* _Exercise data_
....

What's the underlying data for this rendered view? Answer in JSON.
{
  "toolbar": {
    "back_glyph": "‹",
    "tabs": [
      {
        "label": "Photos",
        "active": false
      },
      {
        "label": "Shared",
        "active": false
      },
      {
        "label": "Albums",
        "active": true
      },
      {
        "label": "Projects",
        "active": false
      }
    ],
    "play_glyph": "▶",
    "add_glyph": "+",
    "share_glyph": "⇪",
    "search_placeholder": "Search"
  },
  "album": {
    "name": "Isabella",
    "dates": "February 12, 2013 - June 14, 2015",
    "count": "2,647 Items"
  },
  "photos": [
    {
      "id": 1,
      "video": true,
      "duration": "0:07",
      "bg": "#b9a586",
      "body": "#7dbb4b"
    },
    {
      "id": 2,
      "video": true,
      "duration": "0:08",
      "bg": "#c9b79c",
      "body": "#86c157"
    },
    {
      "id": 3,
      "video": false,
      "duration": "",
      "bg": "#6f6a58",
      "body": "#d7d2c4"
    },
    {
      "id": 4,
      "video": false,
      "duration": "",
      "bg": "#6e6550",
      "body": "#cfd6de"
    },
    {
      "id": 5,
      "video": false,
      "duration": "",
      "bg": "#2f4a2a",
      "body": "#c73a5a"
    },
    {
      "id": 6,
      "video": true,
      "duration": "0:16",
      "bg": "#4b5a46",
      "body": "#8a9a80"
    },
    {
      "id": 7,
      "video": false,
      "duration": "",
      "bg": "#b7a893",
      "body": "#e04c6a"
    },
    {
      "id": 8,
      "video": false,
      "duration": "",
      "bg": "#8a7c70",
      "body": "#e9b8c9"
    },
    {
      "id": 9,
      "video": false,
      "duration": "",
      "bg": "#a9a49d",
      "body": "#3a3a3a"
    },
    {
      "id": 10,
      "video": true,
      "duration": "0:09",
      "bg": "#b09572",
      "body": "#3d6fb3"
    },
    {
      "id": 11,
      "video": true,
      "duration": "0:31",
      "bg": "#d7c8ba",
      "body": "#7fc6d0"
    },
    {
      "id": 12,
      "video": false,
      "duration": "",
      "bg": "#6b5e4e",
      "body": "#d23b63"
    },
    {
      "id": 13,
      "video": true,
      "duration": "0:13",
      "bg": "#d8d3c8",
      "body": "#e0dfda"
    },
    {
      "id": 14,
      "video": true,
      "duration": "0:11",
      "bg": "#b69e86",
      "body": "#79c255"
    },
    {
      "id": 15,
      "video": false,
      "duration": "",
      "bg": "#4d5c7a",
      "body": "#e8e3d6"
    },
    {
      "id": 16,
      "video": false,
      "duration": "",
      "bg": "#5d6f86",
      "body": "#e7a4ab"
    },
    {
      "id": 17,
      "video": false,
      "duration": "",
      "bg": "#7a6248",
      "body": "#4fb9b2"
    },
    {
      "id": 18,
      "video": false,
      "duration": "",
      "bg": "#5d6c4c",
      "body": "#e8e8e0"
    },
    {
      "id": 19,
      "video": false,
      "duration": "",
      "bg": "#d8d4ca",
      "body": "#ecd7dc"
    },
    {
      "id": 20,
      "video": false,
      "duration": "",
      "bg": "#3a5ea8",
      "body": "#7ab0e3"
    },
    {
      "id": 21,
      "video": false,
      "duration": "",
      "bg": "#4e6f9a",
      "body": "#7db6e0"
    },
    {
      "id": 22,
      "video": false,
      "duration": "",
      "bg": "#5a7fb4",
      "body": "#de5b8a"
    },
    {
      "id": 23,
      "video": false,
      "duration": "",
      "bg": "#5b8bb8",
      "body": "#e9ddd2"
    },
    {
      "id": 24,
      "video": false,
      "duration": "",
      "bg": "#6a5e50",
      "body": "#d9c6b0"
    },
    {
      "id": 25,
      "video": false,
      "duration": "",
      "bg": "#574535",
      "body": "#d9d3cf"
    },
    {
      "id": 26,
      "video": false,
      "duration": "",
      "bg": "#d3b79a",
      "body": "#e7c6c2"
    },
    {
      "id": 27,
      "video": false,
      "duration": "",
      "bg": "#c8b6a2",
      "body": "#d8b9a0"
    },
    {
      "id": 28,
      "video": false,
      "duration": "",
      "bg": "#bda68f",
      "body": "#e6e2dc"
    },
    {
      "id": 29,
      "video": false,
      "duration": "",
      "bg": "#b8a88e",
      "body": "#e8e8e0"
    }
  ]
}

....

* _Your instructions_
Word for word, restate all of the data shown above.

* _Final result_
What's the underlying data for this rendered view? Answer in JSON.
{
  "toolbar": {
    "back_glyph": "‹",
    "tabs": [
      {
        "label": "Photos",
        "active": false
      },
      {
        "label": "Shared",
        "active": false
      },
      {
        "label": "Albums",
        "active": true
      },
      {
        "label": "Projects",
        "active": false
      }
    ],
    "play_glyph": "▶",
    "add_glyph": "+",
    "share_glyph": "⇪",
    "search_placeholder": "Search"
  },
  "album": {
    "name": "Isabella",
    "dates": "February 12, 2013 - June 14, 2015",
    "count": "2,647 Items"
  },
  "photos": [
    {
      "id": 1,
      "video": true,
      "duration": "0:07",
      "bg": "#b9a586",
      "body": "#7dbb4b"
    },
    {
      "id": 2,
      "video": true,
      "duration": "0:08",
      "bg": "#c9b79c",
      "body": "#86c157"
    },
    {
      "id": 3,
      "video": false,
      "duration": "",
      "bg": "#6f6a58",
      "body": "#d7d2c4"
    },
    {
      "id": 4,
      "video": false,
      "duration": "",
      "bg": "#6e6550",
      "body": "#cfd6de"
    },
    {
      "id": 5,
      "video": false,
      "duration": "",
      "bg": "#2f4a2a",
      "body": "#c73a5a"
    },
    {
      "id": 6,
      "video": true,
      "duration": "0:16",
      "bg": "#4b5a46",
      "body": "#8a9a80"
    },
    {
      "id": 7,
      "video": false,
      "duration": "",
      "bg": "#b7a893",
      "body": "#e04c6a"
    },
    {
      "id": 8,
      "video": false,
      "duration": "",
      "bg": "#8a7c70",
      "body": "#e9b8c9"
    },
    {
      "id": 9,
      "video": false,
      "duration": "",
      "bg": "#a9a49d",
      "body": "#3a3a3a"
    },
    {
      "id": 10,
      "video": true,
      "duration": "0:09",
      "bg": "#b09572",
      "body": "#3d6fb3"
    },
    {
      "id": 11,
      "video": true,
      "duration": "0:31",
      "bg": "#d7c8ba",
      "body": "#7fc6d0"
    },
    {
      "id": 12,
      "video": false,
      "duration": "",
      "bg": "#6b5e4e",
      "body": "#d23b63"
    },
    {
      "id": 13,
      "video": true,
      "duration": "0:13",
      "bg": "#d8d3c8",
      "body": "#e0dfda"
    },
    {
      "id": 14,
      "video": true,
      "duration": "0:11",
      "bg": "#b69e86",
      "body": "#79c255"
    },
    {
      "id": 15,
      "video": false,
      "duration": "",
      "bg": "#4d5c7a",
      "body": "#e8e3d6"
    },
    {
      "id": 16,
      "video": false,
      "duration": "",
      "bg": "#5d6f86",
      "body": "#e7a4ab"
    },
    {
      "id": 17,
      "video": false,
      "duration": "",
      "bg": "#7a6248",
      "body": "#4fb9b2"
    },
    {
      "id": 18,
      "video": false,
      "duration": "",
      "bg": "#5d6c4c",
      "body": "#e8e8e0"
    },
    {
      "id": 19,
      "video": false,
      "duration": "",
      "bg": "#d8d4ca",
      "body": "#ecd7dc"
    },
    {
      "id": 20,
      "video": false,
      "duration": "",
      "bg": "#3a5ea8",
      "body": "#7ab0e3"
    },
    {
      "id": 21,
      "video": false,
      "duration": "",
      "bg": "#4e6f9a",
      "body": "#7db6e0"
    },
    {
      "id": 22,
      "video": false,
      "duration": "",
      "bg": "#5a7fb4",
      "body": "#de5b8a"
    },
    {
      "id": 23,
      "video": false,
      "duration": "",
      "bg": "#5b8bb8",
      "body": "#e9ddd2"
    },
    {
      "id": 24,
      "video": false,
      "duration": "",
      "bg": "#6a5e50",
      "body": "#d9c6b0"
    },
    {
      "id": 25,
      "video": false,
      "duration": "",
      "bg": "#574535",
      "body": "#d9d3cf"
    },
    {
      "id": 26,
      "video": false,
      "duration": "",
      "bg": "#d3b79a",
      "body": "#e7c6c2"
    },
    {
      "id": 27,
      "video": false,
      "duration": "",
      "bg": "#c8b6a2",
      "body": "#d8b9a0"
    },
    {
      "id": 28,
      "video": false,
      "duration": "",
      "bg": "#bda68f",
      "body": "#e6e2dc"
    },
    {
      "id": 29,
      "video": false,
      "duration": "",
      "bg": "#b8a88e",
      "body": "#e8e8e0"
    }
  ]
}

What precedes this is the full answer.